● **What is asked**: The data must be returned in full and exactly as given.

----------

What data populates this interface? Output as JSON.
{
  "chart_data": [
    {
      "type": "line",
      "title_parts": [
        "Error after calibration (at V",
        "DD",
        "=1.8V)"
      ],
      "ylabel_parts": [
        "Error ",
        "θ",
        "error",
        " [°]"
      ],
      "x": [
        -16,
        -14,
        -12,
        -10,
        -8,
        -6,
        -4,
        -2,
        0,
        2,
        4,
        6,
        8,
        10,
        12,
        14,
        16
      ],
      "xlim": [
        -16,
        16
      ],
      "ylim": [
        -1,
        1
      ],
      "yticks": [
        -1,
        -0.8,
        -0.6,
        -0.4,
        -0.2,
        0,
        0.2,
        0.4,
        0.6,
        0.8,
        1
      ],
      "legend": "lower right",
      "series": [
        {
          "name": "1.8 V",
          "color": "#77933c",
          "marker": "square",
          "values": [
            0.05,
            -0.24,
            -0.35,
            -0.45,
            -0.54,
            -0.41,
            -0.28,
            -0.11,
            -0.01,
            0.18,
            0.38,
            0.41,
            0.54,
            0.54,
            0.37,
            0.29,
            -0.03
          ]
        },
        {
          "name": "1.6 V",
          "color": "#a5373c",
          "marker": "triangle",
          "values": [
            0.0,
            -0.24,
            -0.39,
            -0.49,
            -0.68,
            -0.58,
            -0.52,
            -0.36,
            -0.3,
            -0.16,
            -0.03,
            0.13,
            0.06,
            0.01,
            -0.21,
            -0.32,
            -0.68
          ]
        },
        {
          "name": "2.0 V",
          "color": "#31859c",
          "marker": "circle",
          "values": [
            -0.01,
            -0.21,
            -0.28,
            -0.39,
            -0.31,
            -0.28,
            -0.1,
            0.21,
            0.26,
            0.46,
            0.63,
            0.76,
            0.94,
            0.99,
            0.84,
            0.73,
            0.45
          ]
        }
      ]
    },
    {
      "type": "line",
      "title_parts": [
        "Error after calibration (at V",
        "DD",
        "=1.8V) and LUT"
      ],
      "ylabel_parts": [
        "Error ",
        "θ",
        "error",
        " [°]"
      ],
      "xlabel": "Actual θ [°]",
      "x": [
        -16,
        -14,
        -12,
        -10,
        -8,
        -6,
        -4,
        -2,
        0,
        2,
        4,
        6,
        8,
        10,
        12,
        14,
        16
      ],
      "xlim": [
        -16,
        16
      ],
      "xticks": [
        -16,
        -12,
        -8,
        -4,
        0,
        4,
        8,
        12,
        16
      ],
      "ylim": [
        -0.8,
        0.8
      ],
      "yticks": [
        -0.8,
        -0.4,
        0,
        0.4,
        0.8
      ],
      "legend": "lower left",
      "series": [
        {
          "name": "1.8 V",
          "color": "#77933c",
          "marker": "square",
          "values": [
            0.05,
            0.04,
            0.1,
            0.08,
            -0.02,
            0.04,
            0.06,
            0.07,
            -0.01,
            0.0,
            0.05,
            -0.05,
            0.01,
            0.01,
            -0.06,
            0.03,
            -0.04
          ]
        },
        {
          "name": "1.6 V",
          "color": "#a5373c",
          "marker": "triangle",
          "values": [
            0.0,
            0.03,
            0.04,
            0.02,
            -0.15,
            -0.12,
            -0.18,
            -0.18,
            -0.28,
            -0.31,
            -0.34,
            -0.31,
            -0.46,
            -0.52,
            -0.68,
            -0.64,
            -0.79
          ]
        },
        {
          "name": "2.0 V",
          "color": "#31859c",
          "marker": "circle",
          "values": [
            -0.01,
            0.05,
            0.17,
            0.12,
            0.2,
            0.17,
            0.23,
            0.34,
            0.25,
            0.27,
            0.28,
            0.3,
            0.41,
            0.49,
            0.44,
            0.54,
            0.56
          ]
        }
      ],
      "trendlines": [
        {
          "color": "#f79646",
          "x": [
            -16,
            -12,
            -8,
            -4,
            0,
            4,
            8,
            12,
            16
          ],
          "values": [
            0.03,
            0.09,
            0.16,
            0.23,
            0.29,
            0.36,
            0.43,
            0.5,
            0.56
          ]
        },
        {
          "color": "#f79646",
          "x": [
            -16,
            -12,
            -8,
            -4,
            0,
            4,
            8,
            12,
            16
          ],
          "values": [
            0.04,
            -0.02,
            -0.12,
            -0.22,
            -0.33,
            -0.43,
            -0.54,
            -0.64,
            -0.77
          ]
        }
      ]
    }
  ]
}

----------

● **Answer to this problem**:
What data populates this interface? Output as JSON.
{
  "chart_data": [
    {
      "type": "line",
      "title_parts": [
        "Error after calibration (at V",
        "DD",
        "=1.8V)"
      ],
      "ylabel_parts": [
        "Error ",
        "θ",
        "error",
        " [°]"
      ],
      "x": [
        -16,
        -14,
        -12,
        -10,
        -8,
        -6,
        -4,
        -2,
        0,
        2,
        4,
        6,
        8,
        10,
        12,
        14,
        16
      ],
      "xlim": [
        -16,
        16
      ],
      "ylim": [
        -1,
        1
      ],
      "yticks": [
        -1,
        -0.8,
        -0.6,
        -0.4,
        -0.2,
        0,
        0.2,
        0.4,
        0.6,
        0.8,
        1
      ],
      "legend": "lower right",
      "series": [
        {
          "name": "1.8 V",
          "color": "#77933c",
          "marker": "square",
          "values": [
            0.05,
            -0.24,
            -0.35,
            -0.45,
            -0.54,
            -0.41,
            -0.28,
            -0.11,
            -0.01,
            0.18,
            0.38,
            0.41,
            0.54,
            0.54,
            0.37,
            0.29,
            -0.03
          ]
        },
        {
          "name": "1.6 V",
          "color": "#a5373c",
          "marker": "triangle",
          "values": [
            0.0,
            -0.24,
            -0.39,
            -0.49,
            -0.68,
            -0.58,
            -0.52,
            -0.36,
            -0.3,
            -0.16,
            -0.03,
            0.13,
            0.06,
            0.01,
            -0.21,
            -0.32,
            -0.68
          ]
        },
        {
          "name": "2.0 V",
          "color": "#31859c",
          "marker": "circle",
          "values": [
            -0.01,
            -0.21,
            -0.28,
            -0.39,
            -0.31,
            -0.28,
            -0.1,
            0.21,
            0.26,
            0.46,
            0.63,
            0.76,
            0.94,
            0.99,
            0.84,
            0.73,
            0.45
          ]
        }
      ]
    },
    {
      "type": "line",
      "title_parts": [
        "Error after calibration (at V",
        "DD",
        "=1.8V) and LUT"
      ],
      "ylabel_parts": [
        "Error ",
        "θ",
        "error",
        " [°]"
      ],
      "xlabel": "Actual θ [°]",
      "x": [
        -16,
        -14,
        -12,
        -10,
        -8,
        -6,
        -4,
        -2,
        0,
        2,
        4,
        6,
        8,
        10,
        12,
        14,
        16
      ],
      "xlim": [
        -16,
        16
      ],
      "xticks": [
        -16,
        -12,
        -8,
        -4,
        0,
        4,
        8,
        12,
        16
      ],
      "ylim": [
        -0.8,
        0.8
      ],
      "yticks": [
        -0.8,
        -0.4,
        0,
        0.4,
        0.8
      ],
      "legend": "lower left",
      "series": [
        {
          "name": "1.8 V",
          "color": "#77933c",
          "marker": "square",
          "values": [
            0.05,
            0.04,
            0.1,
            0.08,
            -0.02,
            0.04,
            0.06,
            0.07,
            -0.01,
            0.0,
            0.05,
            -0.05,
            0.01,
            0.01,
            -0.06,
            0.03,
            -0.04
          ]
        },
        {
          "name": "1.6 V",
          "color": "#a5373c",
          "marker": "triangle",
          "values": [
            0.0,
            0.03,
            0.04,
            0.02,
            -0.15,
            -0.12,
            -0.18,
            -0.18,
            -0.28,
            -0.31,
            -0.34,
            -0.31,
            -0.46,
            -0.52,
            -0.68,
            -0.64,
            -0.79
          ]
        },
        {
          "name": "2.0 V",
          "color": "#31859c",
          "marker": "circle",
          "values": [
            -0.01,
            0.05,
            0.17,
            0.12,
            0.2,
            0.17,
            0.23,
            0.34,
            0.25,
            0.27,
            0.28,
            0.3,
            0.41,
            0.49,
            0.44,
            0.54,
            0.56
          ]
        }
      ],
      "trendlines": [
        {
          "color": "#f79646",
          "x": [
            -16,
            -12,
            -8,
            -4,
            0,
            4,
            8,
            12,
            16
          ],
          "values": [
            0.03,
            0.09,
            0.16,
            0.23,
            0.29,
            0.36,
            0.43,
            0.5,
            0.56
          ]
        },
        {
          "color": "#f79646",
          "x": [
            -16,
            -12,
            -8,
            -4,
            0,
            4,
            8,
            12,
            16
          ],
          "values": [
            0.04,
            -0.02,
            -0.12,
            -0.22,
            -0.33,
            -0.43,
            -0.54,
            -0.64,
            -0.77
          ]
        }
      ]
    }
  ]
}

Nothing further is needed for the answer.